• _Text block_
------------------------------------
Then the cotton strings would be thriftily rolled into a ball for an apple
paring another year.
The Mason jar and the can were still years away from the Warren County farmwife
in 1865. Apples, blackberries, raspberries, strawberries, wild black cherries
were dried over the kitchen stove or above the fireplace. When the good wife
wanted a dish of "sauce" in winter months, she went to a cloth sack in the
garret and dipped out a pint of dried blackberries. Those who know well the
flavor of this dried fruit, say it was much su-' perior to that of canned fruit.
At eleven o'clock the last nimble darning needle had been poked through its
apple slice at Bob Shaw's paring bee, the last string tied in a loop and hung on
its pole. The whole kitchen ceiling was now a forest of drying apples, already
turned brown. Tubs full of parings had been swept up and carried out to the hog
pens. And now the big kettle of boiling molasses candy was lifted from the stove
and the fun of taffy pulling began.
Mrs. Bob Shaw was noted as a candy maker, it was said she never made a failure.
Under her supervision several thick strands of yellow taffy soon were being
pulled on wooden pegs fastened to the plank walls of the kitchen, the sweet
smell of hot candy pervaded all the premises. It was a very great night for all
concerned. New Orleans molasses was both a novelty and luxury in the year 1865.
------------------------------------
• _Required actions_
1. According to the account of the 1865 apple paring bee, what was New Orleans molasses in that year?
2. Carry on the account of the 1865 apple paring bee from its last sentence.

• _Supplied data_
------------------------------------
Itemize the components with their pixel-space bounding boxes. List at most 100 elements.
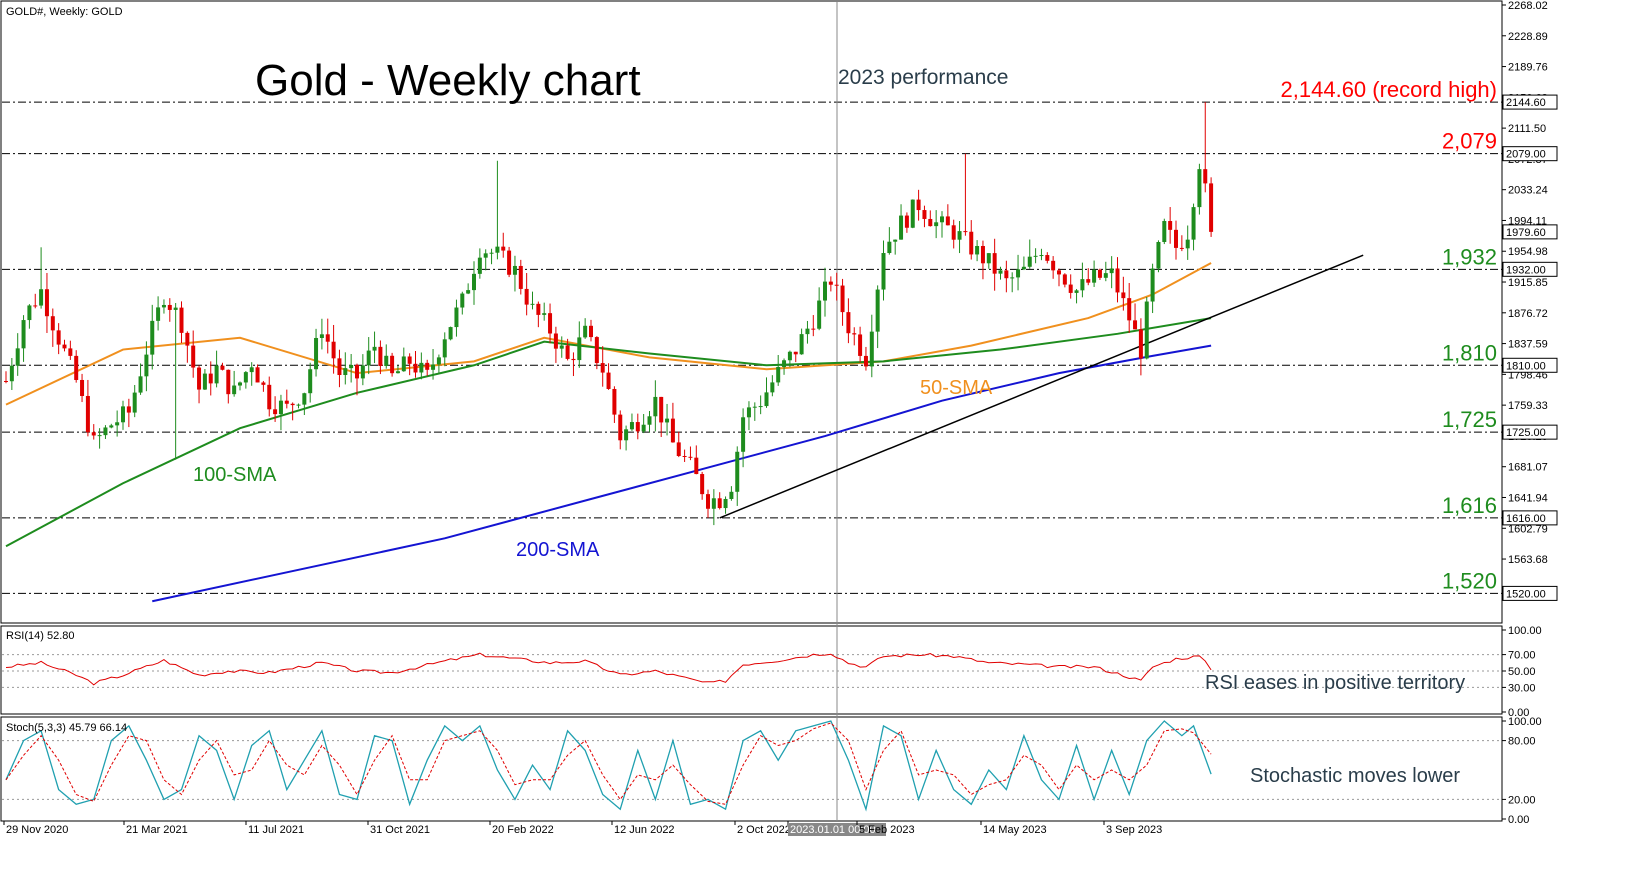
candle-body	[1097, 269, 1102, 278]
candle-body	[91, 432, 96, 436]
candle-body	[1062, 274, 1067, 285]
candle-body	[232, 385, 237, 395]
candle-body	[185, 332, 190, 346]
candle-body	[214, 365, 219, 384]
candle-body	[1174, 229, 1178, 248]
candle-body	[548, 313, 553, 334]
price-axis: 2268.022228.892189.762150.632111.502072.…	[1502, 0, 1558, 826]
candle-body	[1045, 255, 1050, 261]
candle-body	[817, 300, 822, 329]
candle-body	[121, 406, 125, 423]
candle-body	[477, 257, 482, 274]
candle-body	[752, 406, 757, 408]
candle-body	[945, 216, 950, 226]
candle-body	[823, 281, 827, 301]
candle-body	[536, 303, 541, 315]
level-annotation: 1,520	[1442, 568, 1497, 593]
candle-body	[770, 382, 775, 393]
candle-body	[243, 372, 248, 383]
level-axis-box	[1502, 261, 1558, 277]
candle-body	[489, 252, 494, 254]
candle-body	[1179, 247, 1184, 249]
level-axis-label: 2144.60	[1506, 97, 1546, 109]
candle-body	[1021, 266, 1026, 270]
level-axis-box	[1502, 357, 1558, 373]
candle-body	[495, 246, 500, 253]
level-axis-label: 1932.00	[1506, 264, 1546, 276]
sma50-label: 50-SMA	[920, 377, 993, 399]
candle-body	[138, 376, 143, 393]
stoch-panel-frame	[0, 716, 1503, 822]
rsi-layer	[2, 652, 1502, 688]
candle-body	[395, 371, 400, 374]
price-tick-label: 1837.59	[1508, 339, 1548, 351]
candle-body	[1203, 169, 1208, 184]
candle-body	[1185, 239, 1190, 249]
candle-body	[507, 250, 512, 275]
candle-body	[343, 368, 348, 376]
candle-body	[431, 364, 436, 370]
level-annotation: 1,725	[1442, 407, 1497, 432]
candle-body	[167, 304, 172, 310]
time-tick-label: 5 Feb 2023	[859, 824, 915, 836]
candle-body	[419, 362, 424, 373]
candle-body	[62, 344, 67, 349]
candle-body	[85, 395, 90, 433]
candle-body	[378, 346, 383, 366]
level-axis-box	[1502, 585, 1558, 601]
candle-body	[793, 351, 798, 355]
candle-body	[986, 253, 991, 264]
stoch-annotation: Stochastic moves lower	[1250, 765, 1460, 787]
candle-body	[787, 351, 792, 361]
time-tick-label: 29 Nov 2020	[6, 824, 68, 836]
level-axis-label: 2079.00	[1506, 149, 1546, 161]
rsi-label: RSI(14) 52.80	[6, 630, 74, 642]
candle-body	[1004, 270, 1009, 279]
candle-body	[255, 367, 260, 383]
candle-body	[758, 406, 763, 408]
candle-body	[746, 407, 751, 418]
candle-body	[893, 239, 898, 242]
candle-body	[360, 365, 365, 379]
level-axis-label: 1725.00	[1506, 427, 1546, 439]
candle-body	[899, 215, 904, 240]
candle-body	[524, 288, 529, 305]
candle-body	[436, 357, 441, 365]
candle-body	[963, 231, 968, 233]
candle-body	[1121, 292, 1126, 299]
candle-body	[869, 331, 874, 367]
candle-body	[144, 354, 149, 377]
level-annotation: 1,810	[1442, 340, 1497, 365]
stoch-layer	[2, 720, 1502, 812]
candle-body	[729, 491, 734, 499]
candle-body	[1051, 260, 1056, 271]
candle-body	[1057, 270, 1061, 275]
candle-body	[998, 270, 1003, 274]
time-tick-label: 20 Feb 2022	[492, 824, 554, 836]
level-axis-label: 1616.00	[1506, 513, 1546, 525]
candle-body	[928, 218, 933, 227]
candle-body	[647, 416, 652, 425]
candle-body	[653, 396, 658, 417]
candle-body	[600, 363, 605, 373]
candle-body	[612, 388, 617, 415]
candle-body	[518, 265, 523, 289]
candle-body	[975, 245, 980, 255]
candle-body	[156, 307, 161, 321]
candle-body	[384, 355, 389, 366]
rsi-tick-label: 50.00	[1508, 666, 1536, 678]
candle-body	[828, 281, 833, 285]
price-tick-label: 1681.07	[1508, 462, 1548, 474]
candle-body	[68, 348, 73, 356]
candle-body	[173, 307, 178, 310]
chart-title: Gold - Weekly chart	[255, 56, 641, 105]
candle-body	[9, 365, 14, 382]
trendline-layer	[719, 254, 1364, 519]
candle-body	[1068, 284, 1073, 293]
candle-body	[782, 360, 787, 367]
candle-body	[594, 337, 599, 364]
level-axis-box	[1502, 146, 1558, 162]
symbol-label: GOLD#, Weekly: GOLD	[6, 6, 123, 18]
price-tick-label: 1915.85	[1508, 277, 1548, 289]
------------------------------------
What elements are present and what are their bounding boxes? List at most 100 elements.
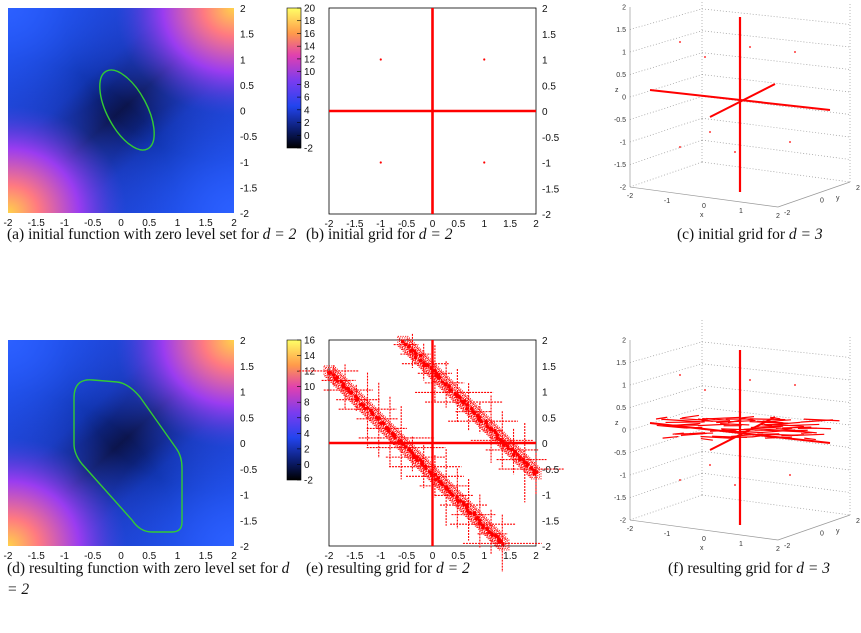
------------------------------------
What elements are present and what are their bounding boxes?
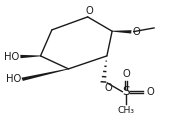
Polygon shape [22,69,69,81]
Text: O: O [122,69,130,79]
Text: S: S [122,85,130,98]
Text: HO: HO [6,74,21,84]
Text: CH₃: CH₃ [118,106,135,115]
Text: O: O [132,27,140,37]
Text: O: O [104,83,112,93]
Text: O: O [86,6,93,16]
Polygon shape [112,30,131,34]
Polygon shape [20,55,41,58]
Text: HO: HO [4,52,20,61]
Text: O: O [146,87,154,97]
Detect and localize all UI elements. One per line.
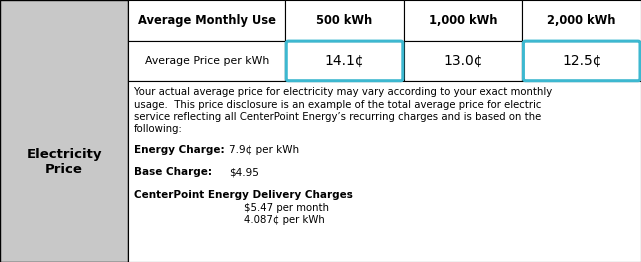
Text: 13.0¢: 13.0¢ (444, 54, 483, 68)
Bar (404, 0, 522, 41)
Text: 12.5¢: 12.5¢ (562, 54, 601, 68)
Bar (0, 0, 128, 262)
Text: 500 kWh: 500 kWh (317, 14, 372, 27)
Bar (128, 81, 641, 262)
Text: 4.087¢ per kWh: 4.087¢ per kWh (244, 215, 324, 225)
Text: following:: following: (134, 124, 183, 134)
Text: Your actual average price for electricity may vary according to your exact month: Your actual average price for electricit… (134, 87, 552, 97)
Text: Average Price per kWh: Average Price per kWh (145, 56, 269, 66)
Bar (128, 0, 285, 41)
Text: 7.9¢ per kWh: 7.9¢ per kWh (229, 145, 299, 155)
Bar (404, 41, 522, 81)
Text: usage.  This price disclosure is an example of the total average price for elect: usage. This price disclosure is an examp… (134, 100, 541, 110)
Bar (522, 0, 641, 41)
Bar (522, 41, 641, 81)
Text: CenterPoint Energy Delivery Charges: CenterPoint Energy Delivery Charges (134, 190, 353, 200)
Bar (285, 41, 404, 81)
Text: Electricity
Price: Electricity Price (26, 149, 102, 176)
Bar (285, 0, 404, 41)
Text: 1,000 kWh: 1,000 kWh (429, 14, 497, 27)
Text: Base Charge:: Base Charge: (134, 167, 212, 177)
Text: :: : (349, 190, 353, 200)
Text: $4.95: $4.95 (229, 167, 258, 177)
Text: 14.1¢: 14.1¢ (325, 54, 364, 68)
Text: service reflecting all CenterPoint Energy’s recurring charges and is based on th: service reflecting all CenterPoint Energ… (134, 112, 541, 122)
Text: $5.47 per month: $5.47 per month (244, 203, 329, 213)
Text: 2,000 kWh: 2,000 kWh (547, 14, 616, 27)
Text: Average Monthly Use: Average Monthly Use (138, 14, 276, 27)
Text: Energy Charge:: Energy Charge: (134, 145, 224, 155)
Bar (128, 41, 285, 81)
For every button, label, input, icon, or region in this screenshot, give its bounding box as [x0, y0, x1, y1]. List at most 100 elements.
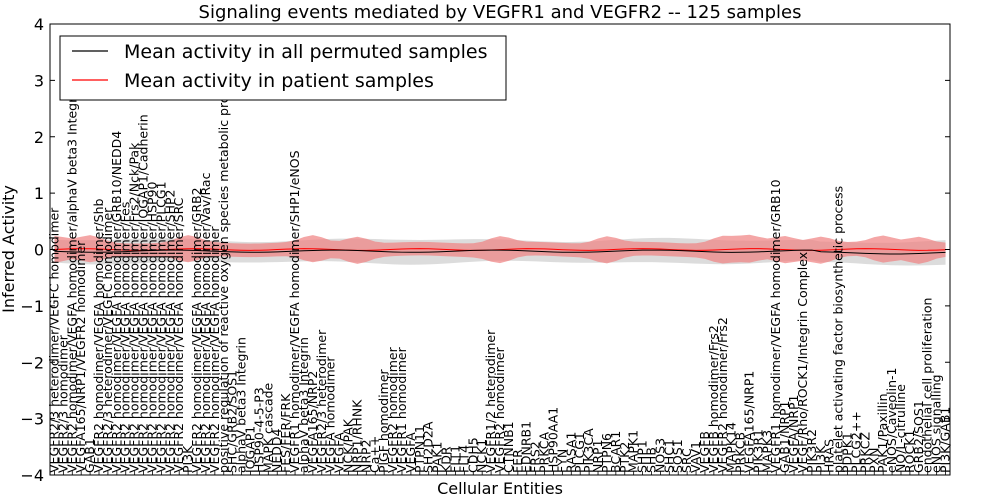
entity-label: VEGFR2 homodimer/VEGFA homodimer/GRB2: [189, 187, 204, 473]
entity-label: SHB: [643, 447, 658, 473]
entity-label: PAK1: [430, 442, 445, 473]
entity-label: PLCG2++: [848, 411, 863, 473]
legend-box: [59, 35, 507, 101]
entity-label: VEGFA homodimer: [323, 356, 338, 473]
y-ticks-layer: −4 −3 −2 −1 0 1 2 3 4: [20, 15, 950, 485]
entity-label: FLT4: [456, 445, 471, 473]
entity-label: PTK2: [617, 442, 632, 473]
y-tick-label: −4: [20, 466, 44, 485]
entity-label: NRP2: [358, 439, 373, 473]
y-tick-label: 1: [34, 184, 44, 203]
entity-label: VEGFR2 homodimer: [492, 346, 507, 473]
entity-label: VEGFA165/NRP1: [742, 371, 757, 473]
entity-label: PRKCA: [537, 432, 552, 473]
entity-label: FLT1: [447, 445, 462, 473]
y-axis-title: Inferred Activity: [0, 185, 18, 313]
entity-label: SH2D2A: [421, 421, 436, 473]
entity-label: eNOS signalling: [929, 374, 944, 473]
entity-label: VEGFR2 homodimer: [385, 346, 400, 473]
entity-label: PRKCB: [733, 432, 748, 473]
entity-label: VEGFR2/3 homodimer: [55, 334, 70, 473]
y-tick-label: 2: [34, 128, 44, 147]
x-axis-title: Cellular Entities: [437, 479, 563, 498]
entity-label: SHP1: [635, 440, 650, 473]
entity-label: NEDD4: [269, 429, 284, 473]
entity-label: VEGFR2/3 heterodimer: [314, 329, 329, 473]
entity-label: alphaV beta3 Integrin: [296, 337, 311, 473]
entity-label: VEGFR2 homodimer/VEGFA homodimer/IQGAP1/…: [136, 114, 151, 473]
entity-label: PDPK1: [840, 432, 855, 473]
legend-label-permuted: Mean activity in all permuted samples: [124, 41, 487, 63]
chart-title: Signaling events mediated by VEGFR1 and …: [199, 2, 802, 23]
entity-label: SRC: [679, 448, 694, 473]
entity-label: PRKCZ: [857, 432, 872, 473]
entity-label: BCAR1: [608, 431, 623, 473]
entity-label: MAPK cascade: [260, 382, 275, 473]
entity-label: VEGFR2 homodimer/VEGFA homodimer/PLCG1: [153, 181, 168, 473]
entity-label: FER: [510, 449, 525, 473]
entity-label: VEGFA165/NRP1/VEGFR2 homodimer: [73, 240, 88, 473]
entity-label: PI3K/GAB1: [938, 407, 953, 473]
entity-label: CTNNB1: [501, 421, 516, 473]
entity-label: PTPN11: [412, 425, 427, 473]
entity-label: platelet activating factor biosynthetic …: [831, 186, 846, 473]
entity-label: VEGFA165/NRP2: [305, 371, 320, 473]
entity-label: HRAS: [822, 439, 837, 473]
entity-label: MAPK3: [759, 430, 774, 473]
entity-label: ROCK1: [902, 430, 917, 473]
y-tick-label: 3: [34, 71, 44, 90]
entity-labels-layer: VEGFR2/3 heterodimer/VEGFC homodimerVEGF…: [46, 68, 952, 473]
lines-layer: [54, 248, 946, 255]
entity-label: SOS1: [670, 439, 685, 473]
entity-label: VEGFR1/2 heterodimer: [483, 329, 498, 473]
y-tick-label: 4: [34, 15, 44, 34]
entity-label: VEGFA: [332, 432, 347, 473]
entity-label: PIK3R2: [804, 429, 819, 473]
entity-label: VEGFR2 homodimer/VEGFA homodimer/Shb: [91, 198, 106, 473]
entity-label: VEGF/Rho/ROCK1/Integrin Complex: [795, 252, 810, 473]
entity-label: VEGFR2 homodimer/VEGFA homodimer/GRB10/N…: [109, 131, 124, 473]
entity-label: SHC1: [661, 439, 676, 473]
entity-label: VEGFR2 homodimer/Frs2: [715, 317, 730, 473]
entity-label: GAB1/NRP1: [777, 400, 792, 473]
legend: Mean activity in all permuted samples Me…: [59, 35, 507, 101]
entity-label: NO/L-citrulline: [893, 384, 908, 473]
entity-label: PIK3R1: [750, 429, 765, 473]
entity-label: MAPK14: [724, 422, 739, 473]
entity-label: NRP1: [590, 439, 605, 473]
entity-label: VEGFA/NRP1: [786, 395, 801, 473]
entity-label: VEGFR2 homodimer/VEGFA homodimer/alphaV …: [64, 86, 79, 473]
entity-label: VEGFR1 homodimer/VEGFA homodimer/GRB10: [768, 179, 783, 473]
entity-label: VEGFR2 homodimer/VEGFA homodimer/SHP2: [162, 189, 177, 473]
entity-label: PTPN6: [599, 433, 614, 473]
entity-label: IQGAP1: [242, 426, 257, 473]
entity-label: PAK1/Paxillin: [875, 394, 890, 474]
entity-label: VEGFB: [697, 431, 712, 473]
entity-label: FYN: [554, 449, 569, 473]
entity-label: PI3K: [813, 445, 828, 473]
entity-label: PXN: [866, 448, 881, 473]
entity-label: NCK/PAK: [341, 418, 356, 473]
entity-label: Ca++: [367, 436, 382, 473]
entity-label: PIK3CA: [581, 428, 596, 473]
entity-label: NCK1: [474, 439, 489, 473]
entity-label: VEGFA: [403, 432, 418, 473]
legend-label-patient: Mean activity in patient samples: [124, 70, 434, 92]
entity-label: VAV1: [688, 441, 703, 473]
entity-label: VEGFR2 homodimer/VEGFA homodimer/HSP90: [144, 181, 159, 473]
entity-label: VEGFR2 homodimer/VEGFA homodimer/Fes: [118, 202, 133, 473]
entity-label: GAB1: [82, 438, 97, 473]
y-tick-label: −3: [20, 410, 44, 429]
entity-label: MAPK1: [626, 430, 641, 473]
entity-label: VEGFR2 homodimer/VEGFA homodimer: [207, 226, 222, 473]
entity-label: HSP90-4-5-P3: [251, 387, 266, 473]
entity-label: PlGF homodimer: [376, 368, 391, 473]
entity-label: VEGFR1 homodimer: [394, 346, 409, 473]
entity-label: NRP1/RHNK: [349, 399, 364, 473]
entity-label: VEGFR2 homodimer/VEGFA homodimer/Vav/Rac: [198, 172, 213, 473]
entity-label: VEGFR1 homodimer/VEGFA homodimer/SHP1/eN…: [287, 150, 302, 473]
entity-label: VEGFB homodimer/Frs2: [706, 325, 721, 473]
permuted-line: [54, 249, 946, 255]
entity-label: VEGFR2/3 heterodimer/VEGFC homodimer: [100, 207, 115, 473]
------------------------------------
• _The answers_
1. It was both a novelty and a luxury.

2.
There were excited small boys present at the Shaw farm who never in their lives
had seen candy made from real New Orleans molasses. Maple sugar they had a
plenty, but what is maple sugar, or anything else, if you have it every day.
After what seemed an age of time to the expectant small boys, and a very short
time to their elders, who had been busy "visitin'," the pale yellow candy,
pulled and cooled and broken in pieces was passed 'round on large platters. Till
well past midnight the guests, loath to leave the company of one another,
lingered at the Shaw farm. The lives of rural residents in 1865 were brightened
with none too many social events, all were hungry for human contacts, the news
of the neighborhood.
At a late hour when the paring bee finally broke up, the small boys had enjoyed
a fine supply of molasses candy, men and women were well supplied with
sociability, and a little later on Bob Shaw would certainly be well supplied
with dried apples.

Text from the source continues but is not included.